◆ Aim
Write out the material below again, unchanged.

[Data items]
•••

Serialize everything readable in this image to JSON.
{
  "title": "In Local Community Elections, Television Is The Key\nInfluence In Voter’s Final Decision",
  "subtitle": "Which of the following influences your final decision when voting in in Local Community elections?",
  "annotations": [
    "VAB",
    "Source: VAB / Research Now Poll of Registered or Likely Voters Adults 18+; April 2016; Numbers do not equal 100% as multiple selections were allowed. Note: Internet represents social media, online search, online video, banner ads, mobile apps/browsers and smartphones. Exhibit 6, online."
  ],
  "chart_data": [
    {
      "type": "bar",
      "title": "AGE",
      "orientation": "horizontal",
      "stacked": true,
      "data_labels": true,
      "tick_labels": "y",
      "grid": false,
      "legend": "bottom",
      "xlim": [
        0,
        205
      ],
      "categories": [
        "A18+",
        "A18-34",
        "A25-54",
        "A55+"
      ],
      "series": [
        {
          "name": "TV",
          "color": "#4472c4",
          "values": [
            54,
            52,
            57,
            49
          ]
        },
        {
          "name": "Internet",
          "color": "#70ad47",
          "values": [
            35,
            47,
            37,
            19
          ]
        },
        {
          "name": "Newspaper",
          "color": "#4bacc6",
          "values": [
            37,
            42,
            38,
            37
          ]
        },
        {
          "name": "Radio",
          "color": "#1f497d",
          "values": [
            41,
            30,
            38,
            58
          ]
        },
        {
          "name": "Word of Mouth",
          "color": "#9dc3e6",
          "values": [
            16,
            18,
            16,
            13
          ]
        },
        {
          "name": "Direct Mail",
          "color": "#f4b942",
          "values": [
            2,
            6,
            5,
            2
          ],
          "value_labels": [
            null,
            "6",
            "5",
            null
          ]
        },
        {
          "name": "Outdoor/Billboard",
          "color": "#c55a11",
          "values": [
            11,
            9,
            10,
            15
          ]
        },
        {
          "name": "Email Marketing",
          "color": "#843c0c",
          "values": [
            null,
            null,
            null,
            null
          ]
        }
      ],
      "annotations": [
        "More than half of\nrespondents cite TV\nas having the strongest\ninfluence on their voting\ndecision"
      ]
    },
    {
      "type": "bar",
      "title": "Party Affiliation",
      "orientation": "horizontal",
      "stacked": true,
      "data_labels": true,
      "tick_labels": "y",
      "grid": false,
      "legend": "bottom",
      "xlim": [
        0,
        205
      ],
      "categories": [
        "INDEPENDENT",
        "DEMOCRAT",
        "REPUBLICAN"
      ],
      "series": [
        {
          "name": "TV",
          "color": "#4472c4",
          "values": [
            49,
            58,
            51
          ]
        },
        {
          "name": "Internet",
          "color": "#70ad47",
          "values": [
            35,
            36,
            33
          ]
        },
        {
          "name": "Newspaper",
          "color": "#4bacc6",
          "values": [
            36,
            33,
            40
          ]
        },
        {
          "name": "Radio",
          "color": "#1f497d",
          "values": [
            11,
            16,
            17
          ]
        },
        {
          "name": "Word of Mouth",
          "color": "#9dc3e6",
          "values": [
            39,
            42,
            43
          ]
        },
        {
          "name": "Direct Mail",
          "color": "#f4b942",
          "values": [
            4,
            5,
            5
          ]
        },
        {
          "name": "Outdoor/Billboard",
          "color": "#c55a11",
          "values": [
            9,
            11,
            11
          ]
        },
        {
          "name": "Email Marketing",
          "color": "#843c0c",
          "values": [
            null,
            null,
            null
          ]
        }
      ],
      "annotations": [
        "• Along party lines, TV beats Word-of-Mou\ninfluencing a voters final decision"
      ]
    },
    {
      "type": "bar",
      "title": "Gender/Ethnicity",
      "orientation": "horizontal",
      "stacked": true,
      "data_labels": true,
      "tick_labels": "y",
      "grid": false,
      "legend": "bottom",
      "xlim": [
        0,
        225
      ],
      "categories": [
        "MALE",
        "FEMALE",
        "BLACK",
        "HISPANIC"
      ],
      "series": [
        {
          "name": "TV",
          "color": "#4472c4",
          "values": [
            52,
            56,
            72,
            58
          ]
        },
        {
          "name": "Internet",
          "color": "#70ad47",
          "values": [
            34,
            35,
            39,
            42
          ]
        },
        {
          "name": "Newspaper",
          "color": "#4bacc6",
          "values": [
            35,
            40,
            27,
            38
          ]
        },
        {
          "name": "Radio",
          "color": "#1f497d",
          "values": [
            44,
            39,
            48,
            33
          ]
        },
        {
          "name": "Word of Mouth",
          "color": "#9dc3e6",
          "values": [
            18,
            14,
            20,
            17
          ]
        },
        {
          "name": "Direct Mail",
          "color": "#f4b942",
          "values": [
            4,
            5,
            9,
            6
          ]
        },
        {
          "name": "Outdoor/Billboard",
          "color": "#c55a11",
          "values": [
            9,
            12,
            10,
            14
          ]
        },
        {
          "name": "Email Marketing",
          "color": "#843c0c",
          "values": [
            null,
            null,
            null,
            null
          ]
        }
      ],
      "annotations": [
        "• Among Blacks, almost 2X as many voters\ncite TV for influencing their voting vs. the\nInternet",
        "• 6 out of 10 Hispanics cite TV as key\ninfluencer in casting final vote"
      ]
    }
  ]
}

•••

◆ Finished exercise
Serialize everything readable in this image to JSON.
{
  "title": "In Local Community Elections, Television Is The Key\nInfluence In Voter’s Final Decision",
  "subtitle": "Which of the following influences your final decision when voting in in Local Community elections?",
  "annotations": [
    "VAB",
    "Source: VAB / Research Now Poll of Registered or Likely Voters Adults 18+; April 2016; Numbers do not equal 100% as multiple selections were allowed. Note: Internet represents social media, online search, online video, banner ads, mobile apps/browsers and smartphones. Exhibit 6, online."
  ],
  "chart_data": [
    {
      "type": "bar",
      "title": "AGE",
      "orientation": "horizontal",
      "stacked": true,
      "data_labels": true,
      "tick_labels": "y",
      "grid": false,
      "legend": "bottom",
      "xlim": [
        0,
        205
      ],
      "categories": [
        "A18+",
        "A18-34",
        "A25-54",
        "A55+"
      ],
      "series": [
        {
          "name": "TV",
          "color": "#4472c4",
          "values": [
            54,
            52,
            57,
            49
          ]
        },
        {
          "name": "Internet",
          "color": "#70ad47",
          "values": [
            35,
            47,
            37,
            19
          ]
        },
        {
          "name": "Newspaper",
          "color": "#4bacc6",
          "values": [
            37,
            42,
            38,
            37
          ]
        },
        {
          "name": "Radio",
          "color": "#1f497d",
          "values": [
            41,
            30,
            38,
            58
          ]
        },
        {
          "name": "Word of Mouth",
          "color": "#9dc3e6",
          "values": [
            16,
            18,
            16,
            13
          ]
        },
        {
          "name": "Direct Mail",
          "color": "#f4b942",
          "values": [
            2,
            6,
            5,
            2
          ],
          "value_labels": [
            null,
            "6",
            "5",
            null
          ]
        },
        {
          "name": "Outdoor/Billboard",
          "color": "#c55a11",
          "values": [
            11,
            9,
            10,
            15
          ]
        },
        {
          "name": "Email Marketing",
          "color": "#843c0c",
          "values": [
            null,
            null,
            null,
            null
          ]
        }
      ],
      "annotations": [
        "More than half of\nrespondents cite TV\nas having the strongest\ninfluence on their voting\ndecision"
      ]
    },
    {
      "type": "bar",
      "title": "Party Affiliation",
      "orientation": "horizontal",
      "stacked": true,
      "data_labels": true,
      "tick_labels": "y",
      "grid": false,
      "legend": "bottom",
      "xlim": [
        0,
        205
      ],
      "categories": [
        "INDEPENDENT",
        "DEMOCRAT",
        "REPUBLICAN"
      ],
      "series": [
        {
          "name": "TV",
          "color": "#4472c4",
          "values": [
            49,
            58,
            51
          ]
        },
        {
          "name": "Internet",
          "color": "#70ad47",
          "values": [
            35,
            36,
            33
          ]
        },
        {
          "name": "Newspaper",
          "color": "#4bacc6",
          "values": [
            36,
            33,
            40
          ]
        },
        {
          "name": "Radio",
          "color": "#1f497d",
          "values": [
            11,
            16,
            17
          ]
        },
        {
          "name": "Word of Mouth",
          "color": "#9dc3e6",
          "values": [
            39,
            42,
            43
          ]
        },
        {
          "name": "Direct Mail",
          "color": "#f4b942",
          "values": [
            4,
            5,
            5
          ]
        },
        {
          "name": "Outdoor/Billboard",
          "color": "#c55a11",
          "values": [
            9,
            11,
            11
          ]
        },
        {
          "name": "Email Marketing",
          "color": "#843c0c",
          "values": [
            null,
            null,
            null
          ]
        }
      ],
      "annotations": [
        "• Along party lines, TV beats Word-of-Mou\ninfluencing a voters final decision"
      ]
    },
    {
      "type": "bar",
      "title": "Gender/Ethnicity",
      "orientation": "horizontal",
      "stacked": true,
      "data_labels": true,
      "tick_labels": "y",
      "grid": false,
      "legend": "bottom",
      "xlim": [
        0,
        225
      ],
      "categories": [
        "MALE",
        "FEMALE",
        "BLACK",
        "HISPANIC"
      ],
      "series": [
        {
          "name": "TV",
          "color": "#4472c4",
          "values": [
            52,
            56,
            72,
            58
          ]
        },
        {
          "name": "Internet",
          "color": "#70ad47",
          "values": [
            34,
            35,
            39,
            42
          ]
        },
        {
          "name": "Newspaper",
          "color": "#4bacc6",
          "values": [
            35,
            40,
            27,
            38
          ]
        },
        {
          "name": "Radio",
          "color": "#1f497d",
          "values": [
            44,
            39,
            48,
            33
          ]
        },
        {
          "name": "Word of Mouth",
          "color": "#9dc3e6",
          "values": [
            18,
            14,
            20,
            17
          ]
        },
        {
          "name": "Direct Mail",
          "color": "#f4b942",
          "values": [
            4,
            5,
            9,
            6
          ]
        },
        {
          "name": "Outdoor/Billboard",
          "color": "#c55a11",
          "values": [
            9,
            12,
            10,
            14
          ]
        },
        {
          "name": "Email Marketing",
          "color": "#843c0c",
          "values": [
            null,
            null,
            null,
            null
          ]
        }
      ],
      "annotations": [
        "• Among Blacks, almost 2X as many voters\ncite TV for influencing their voting vs. the\nInternet",
        "• 6 out of 10 Hispanics cite TV as key\ninfluencer in casting final vote"
      ]
    }
  ]
}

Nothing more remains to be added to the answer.